Aim of the exercise: Filter the records below for the word "JSON". Copy each line that holds it.
-------- The input
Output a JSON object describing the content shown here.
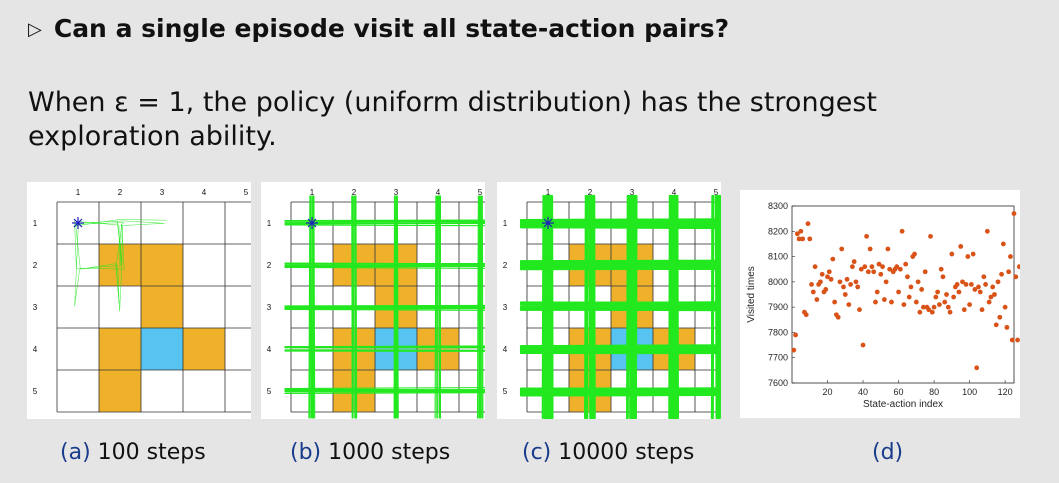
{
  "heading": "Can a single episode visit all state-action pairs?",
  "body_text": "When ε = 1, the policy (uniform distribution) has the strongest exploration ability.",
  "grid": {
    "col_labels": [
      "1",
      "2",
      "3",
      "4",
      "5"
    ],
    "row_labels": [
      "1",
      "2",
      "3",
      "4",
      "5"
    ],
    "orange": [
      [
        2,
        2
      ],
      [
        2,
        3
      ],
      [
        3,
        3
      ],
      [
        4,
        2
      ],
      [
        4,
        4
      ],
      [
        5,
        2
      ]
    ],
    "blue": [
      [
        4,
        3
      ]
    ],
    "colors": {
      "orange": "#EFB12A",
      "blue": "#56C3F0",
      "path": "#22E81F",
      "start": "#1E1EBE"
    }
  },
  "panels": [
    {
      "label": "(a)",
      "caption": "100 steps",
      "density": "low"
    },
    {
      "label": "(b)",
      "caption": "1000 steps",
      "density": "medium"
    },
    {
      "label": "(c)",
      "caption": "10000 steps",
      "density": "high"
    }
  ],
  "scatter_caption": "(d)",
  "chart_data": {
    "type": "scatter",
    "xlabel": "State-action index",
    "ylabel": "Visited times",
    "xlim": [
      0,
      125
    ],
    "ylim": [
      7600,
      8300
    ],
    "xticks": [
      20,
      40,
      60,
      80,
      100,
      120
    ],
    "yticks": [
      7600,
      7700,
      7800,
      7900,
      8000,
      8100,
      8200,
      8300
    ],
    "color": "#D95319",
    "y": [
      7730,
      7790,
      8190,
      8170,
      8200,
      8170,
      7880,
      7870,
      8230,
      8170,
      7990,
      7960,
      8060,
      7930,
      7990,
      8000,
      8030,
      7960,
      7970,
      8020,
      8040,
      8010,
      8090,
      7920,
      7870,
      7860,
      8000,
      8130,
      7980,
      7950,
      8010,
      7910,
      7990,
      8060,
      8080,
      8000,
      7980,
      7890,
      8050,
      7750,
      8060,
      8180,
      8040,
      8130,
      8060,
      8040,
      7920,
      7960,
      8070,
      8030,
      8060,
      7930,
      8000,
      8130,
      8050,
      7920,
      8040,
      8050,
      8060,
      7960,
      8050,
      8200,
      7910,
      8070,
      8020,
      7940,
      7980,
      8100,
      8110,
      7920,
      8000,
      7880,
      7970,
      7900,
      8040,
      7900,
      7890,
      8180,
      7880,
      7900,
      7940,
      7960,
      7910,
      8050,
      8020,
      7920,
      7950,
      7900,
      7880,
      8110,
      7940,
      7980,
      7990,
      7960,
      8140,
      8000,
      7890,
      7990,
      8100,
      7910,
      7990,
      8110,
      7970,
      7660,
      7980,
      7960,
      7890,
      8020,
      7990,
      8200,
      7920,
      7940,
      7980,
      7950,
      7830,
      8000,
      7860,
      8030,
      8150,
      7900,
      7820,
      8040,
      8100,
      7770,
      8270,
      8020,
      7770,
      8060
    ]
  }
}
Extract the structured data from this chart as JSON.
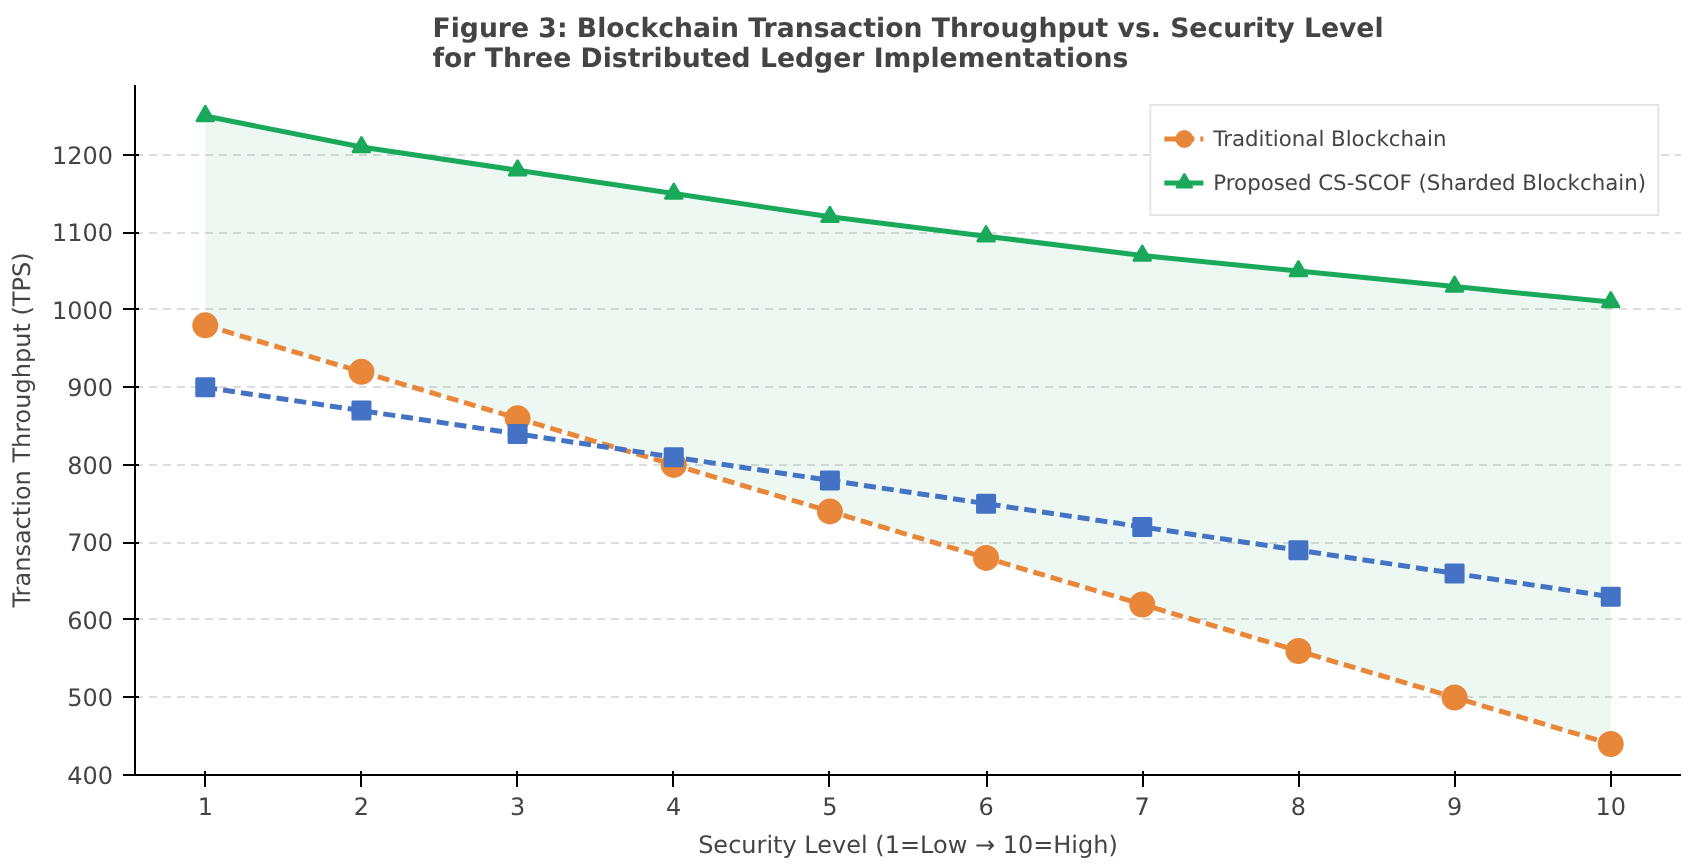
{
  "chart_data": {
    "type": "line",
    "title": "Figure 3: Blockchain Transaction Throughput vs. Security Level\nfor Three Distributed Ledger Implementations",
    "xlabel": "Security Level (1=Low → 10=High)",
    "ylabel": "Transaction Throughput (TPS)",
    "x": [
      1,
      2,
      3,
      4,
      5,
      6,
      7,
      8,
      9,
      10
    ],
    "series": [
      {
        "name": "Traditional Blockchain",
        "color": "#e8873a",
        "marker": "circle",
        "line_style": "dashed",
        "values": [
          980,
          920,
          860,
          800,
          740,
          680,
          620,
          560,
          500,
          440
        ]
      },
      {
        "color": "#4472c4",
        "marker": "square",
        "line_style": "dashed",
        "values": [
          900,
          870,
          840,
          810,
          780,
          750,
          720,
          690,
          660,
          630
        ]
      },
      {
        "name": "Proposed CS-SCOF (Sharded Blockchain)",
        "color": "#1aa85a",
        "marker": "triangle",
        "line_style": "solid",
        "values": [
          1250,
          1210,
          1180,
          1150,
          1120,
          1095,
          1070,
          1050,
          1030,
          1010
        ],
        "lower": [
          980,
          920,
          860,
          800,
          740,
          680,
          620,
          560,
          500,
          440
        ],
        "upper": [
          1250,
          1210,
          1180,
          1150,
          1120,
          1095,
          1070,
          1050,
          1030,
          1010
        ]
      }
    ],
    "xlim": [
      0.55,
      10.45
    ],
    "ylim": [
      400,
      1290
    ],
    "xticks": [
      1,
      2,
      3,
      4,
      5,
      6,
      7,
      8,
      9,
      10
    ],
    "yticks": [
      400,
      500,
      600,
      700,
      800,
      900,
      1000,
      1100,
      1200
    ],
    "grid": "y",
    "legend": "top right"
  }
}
----------------
-------- The input
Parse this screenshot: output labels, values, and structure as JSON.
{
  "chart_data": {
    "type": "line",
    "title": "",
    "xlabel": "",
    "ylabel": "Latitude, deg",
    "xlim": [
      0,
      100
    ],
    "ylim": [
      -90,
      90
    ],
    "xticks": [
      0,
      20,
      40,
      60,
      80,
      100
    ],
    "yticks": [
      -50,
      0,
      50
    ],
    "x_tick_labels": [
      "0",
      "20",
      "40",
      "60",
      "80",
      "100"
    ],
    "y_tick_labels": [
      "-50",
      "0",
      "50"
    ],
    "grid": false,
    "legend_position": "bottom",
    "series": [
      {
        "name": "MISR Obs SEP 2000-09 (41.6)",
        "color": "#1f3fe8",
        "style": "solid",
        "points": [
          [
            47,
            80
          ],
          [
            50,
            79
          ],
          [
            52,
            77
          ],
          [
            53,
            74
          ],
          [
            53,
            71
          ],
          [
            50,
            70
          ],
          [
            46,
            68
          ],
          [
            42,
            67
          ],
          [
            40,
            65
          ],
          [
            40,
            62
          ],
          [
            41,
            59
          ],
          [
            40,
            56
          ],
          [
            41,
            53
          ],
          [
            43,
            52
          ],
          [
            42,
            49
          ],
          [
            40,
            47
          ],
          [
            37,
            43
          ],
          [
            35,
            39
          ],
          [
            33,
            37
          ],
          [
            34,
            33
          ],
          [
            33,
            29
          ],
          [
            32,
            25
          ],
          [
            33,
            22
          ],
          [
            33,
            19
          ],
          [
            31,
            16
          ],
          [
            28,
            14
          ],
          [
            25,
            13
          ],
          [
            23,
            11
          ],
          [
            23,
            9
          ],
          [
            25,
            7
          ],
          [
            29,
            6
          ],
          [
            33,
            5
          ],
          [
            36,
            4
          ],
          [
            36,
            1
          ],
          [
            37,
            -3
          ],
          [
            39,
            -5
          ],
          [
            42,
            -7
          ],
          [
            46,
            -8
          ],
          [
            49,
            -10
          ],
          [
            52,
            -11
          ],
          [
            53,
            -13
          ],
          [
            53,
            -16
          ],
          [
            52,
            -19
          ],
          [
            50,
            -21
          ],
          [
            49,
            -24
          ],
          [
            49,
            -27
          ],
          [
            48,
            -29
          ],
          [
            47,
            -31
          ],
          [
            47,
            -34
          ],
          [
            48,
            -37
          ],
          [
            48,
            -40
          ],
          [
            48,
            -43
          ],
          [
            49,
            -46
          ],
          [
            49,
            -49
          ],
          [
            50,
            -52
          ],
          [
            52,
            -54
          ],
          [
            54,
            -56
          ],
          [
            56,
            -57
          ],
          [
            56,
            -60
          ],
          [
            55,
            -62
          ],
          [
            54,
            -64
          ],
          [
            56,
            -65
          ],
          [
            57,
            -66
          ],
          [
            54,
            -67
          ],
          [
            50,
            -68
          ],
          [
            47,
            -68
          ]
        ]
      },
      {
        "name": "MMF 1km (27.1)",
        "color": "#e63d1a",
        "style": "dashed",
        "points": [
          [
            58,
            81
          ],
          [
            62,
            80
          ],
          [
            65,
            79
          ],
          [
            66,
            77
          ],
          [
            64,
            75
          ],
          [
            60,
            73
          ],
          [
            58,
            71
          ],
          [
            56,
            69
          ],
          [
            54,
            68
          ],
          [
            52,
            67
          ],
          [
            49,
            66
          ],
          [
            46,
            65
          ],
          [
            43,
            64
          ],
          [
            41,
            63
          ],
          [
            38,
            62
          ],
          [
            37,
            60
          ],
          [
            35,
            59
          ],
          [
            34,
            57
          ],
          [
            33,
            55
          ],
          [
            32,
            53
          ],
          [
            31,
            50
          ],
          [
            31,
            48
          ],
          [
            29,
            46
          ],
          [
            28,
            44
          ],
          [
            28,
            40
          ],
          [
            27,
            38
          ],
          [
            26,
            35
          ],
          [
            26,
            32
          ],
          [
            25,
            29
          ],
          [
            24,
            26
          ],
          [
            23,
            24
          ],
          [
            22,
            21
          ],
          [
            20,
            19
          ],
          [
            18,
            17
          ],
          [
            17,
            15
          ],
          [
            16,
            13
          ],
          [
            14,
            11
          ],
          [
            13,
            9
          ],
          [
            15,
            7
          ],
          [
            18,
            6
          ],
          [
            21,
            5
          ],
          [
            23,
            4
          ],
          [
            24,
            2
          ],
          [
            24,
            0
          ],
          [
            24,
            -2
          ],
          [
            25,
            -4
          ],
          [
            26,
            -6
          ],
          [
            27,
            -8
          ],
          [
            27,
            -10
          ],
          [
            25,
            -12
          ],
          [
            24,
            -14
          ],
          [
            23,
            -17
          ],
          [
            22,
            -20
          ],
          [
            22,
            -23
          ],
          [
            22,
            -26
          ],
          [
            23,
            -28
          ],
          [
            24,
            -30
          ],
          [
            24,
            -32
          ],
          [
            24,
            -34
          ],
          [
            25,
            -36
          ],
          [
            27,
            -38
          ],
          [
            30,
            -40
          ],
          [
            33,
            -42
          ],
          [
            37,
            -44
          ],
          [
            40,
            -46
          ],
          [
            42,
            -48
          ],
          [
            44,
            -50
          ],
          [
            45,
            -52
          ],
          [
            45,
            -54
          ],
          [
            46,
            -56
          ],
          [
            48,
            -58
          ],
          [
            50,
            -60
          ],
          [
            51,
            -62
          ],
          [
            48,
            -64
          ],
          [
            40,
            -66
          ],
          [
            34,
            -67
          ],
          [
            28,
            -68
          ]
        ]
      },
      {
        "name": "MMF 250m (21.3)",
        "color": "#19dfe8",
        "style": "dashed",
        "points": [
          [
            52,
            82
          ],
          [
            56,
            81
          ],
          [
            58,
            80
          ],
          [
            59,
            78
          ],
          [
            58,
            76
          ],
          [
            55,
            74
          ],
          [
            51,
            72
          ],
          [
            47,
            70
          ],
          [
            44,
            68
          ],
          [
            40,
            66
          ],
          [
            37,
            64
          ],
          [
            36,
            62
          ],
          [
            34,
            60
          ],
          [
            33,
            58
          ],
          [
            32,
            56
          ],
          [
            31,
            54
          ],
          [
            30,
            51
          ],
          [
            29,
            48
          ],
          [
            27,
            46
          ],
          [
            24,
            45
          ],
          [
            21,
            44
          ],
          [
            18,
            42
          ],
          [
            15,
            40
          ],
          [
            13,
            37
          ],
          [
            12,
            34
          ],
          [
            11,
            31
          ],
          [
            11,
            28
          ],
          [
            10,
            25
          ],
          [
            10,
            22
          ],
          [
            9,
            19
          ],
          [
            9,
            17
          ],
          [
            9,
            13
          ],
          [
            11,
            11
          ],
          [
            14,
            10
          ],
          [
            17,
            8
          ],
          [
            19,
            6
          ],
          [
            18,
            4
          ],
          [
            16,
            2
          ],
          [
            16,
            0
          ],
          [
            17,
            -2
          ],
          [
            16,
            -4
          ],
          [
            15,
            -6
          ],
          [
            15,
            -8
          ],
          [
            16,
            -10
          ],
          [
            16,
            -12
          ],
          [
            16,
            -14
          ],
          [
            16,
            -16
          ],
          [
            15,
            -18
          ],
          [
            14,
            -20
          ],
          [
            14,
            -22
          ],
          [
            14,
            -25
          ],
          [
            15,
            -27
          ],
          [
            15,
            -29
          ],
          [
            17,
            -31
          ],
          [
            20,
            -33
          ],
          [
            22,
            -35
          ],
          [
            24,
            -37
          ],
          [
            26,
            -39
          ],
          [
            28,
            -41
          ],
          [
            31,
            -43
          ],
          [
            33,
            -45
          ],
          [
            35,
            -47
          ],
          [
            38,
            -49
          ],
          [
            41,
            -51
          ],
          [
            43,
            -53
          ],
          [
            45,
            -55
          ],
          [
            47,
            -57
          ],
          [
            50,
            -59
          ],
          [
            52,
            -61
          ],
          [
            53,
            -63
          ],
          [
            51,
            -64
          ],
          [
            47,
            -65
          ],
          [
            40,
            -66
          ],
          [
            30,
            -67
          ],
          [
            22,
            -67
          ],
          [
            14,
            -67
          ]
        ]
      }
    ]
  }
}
----------------
Exercise response:
Output a JSON object describing the content shown here.
Extract the structured data from this chart as JSON.
Parse this screenshot: output labels, values, and structure as JSON.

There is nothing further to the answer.